### Records to process ###

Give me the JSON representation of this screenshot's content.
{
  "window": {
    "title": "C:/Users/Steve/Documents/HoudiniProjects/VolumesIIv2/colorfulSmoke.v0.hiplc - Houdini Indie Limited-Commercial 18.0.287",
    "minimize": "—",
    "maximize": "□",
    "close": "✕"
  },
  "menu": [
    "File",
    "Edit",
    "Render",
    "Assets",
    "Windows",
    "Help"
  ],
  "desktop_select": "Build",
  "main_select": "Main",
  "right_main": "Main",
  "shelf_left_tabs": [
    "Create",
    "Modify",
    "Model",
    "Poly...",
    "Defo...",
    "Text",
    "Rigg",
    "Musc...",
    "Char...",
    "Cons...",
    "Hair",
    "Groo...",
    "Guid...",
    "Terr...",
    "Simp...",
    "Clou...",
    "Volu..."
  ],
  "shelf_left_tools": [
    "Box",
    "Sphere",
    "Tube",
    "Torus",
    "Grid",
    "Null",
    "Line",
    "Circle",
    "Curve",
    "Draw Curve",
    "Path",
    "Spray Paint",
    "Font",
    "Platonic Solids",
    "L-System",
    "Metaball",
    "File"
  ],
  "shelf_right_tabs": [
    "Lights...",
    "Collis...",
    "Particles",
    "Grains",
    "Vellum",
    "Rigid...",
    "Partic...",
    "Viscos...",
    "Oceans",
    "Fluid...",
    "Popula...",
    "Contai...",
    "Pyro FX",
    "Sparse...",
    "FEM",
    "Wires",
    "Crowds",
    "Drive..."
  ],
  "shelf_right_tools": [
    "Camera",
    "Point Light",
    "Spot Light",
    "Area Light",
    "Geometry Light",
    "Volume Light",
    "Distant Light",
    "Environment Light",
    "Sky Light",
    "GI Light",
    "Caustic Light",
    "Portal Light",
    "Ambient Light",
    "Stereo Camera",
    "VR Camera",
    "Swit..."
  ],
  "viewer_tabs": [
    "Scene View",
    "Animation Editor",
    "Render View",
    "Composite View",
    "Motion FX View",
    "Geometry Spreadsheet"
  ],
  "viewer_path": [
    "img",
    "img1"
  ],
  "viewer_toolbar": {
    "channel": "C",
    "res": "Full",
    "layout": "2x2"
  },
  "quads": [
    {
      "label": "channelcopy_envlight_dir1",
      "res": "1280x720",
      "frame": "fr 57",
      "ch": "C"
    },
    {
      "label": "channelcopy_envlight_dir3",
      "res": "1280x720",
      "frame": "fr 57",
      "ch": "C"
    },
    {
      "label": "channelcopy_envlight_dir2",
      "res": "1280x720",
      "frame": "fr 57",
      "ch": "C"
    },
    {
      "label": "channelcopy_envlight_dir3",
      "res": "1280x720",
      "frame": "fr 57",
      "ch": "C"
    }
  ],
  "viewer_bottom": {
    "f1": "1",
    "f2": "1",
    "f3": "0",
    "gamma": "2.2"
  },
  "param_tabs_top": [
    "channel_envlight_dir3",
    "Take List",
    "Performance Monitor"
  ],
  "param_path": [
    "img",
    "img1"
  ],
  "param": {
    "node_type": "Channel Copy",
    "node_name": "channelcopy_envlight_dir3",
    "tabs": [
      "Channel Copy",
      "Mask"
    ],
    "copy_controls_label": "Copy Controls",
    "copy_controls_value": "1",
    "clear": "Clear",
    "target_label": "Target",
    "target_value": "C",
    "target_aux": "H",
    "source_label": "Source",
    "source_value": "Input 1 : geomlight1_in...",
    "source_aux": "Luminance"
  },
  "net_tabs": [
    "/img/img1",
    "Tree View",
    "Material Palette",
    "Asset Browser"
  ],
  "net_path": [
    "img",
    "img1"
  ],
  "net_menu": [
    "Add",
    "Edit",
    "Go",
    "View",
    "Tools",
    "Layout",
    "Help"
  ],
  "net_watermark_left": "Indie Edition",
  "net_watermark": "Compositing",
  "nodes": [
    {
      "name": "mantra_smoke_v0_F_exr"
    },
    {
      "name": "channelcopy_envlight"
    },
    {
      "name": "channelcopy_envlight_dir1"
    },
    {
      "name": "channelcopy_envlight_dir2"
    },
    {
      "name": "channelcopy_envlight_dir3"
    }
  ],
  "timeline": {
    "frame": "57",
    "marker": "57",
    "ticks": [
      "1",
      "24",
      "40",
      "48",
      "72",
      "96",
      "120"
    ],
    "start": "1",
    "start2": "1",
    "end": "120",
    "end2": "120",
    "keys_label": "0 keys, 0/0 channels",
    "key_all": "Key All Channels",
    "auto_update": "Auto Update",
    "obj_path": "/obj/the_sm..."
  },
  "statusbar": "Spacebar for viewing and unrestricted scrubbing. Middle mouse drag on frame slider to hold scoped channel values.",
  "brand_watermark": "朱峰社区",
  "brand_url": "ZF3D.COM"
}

###

▶ Goal
Output all of the data again, exactly.

▶ The result
Give me the JSON representation of this screenshot's content.
{
  "window": {
    "title": "C:/Users/Steve/Documents/HoudiniProjects/VolumesIIv2/colorfulSmoke.v0.hiplc - Houdini Indie Limited-Commercial 18.0.287",
    "minimize": "—",
    "maximize": "□",
    "close": "✕"
  },
  "menu": [
    "File",
    "Edit",
    "Render",
    "Assets",
    "Windows",
    "Help"
  ],
  "desktop_select": "Build",
  "main_select": "Main",
  "right_main": "Main",
  "shelf_left_tabs": [
    "Create",
    "Modify",
    "Model",
    "Poly...",
    "Defo...",
    "Text",
    "Rigg",
    "Musc...",
    "Char...",
    "Cons...",
    "Hair",
    "Groo...",
    "Guid...",
    "Terr...",
    "Simp...",
    "Clou...",
    "Volu..."
  ],
  "shelf_left_tools": [
    "Box",
    "Sphere",
    "Tube",
    "Torus",
    "Grid",
    "Null",
    "Line",
    "Circle",
    "Curve",
    "Draw Curve",
    "Path",
    "Spray Paint",
    "Font",
    "Platonic Solids",
    "L-System",
    "Metaball",
    "File"
  ],
  "shelf_right_tabs": [
    "Lights...",
    "Collis...",
    "Particles",
    "Grains",
    "Vellum",
    "Rigid...",
    "Partic...",
    "Viscos...",
    "Oceans",
    "Fluid...",
    "Popula...",
    "Contai...",
    "Pyro FX",
    "Sparse...",
    "FEM",
    "Wires",
    "Crowds",
    "Drive..."
  ],
  "shelf_right_tools": [
    "Camera",
    "Point Light",
    "Spot Light",
    "Area Light",
    "Geometry Light",
    "Volume Light",
    "Distant Light",
    "Environment Light",
    "Sky Light",
    "GI Light",
    "Caustic Light",
    "Portal Light",
    "Ambient Light",
    "Stereo Camera",
    "VR Camera",
    "Swit..."
  ],
  "viewer_tabs": [
    "Scene View",
    "Animation Editor",
    "Render View",
    "Composite View",
    "Motion FX View",
    "Geometry Spreadsheet"
  ],
  "viewer_path": [
    "img",
    "img1"
  ],
  "viewer_toolbar": {
    "channel": "C",
    "res": "Full",
    "layout": "2x2"
  },
  "quads": [
    {
      "label": "channelcopy_envlight_dir1",
      "res": "1280x720",
      "frame": "fr 57",
      "ch": "C"
    },
    {
      "label": "channelcopy_envlight_dir3",
      "res": "1280x720",
      "frame": "fr 57",
      "ch": "C"
    },
    {
      "label": "channelcopy_envlight_dir2",
      "res": "1280x720",
      "frame": "fr 57",
      "ch": "C"
    },
    {
      "label": "channelcopy_envlight_dir3",
      "res": "1280x720",
      "frame": "fr 57",
      "ch": "C"
    }
  ],
  "viewer_bottom": {
    "f1": "1",
    "f2": "1",
    "f3": "0",
    "gamma": "2.2"
  },
  "param_tabs_top": [
    "channel_envlight_dir3",
    "Take List",
    "Performance Monitor"
  ],
  "param_path": [
    "img",
    "img1"
  ],
  "param": {
    "node_type": "Channel Copy",
    "node_name": "channelcopy_envlight_dir3",
    "tabs": [
      "Channel Copy",
      "Mask"
    ],
    "copy_controls_label": "Copy Controls",
    "copy_controls_value": "1",
    "clear": "Clear",
    "target_label": "Target",
    "target_value": "C",
    "target_aux": "H",
    "source_label": "Source",
    "source_value": "Input 1 : geomlight1_in...",
    "source_aux": "Luminance"
  },
  "net_tabs": [
    "/img/img1",
    "Tree View",
    "Material Palette",
    "Asset Browser"
  ],
  "net_path": [
    "img",
    "img1"
  ],
  "net_menu": [
    "Add",
    "Edit",
    "Go",
    "View",
    "Tools",
    "Layout",
    "Help"
  ],
  "net_watermark_left": "Indie Edition",
  "net_watermark": "Compositing",
  "nodes": [
    {
      "name": "mantra_smoke_v0_F_exr"
    },
    {
      "name": "channelcopy_envlight"
    },
    {
      "name": "channelcopy_envlight_dir1"
    },
    {
      "name": "channelcopy_envlight_dir2"
    },
    {
      "name": "channelcopy_envlight_dir3"
    }
  ],
  "timeline": {
    "frame": "57",
    "marker": "57",
    "ticks": [
      "1",
      "24",
      "40",
      "48",
      "72",
      "96",
      "120"
    ],
    "start": "1",
    "start2": "1",
    "end": "120",
    "end2": "120",
    "keys_label": "0 keys, 0/0 channels",
    "key_all": "Key All Channels",
    "auto_update": "Auto Update",
    "obj_path": "/obj/the_sm..."
  },
  "statusbar": "Spacebar for viewing and unrestricted scrubbing. Middle mouse drag on frame slider to hold scoped channel values.",
  "brand_watermark": "朱峰社区",
  "brand_url": "ZF3D.COM"
}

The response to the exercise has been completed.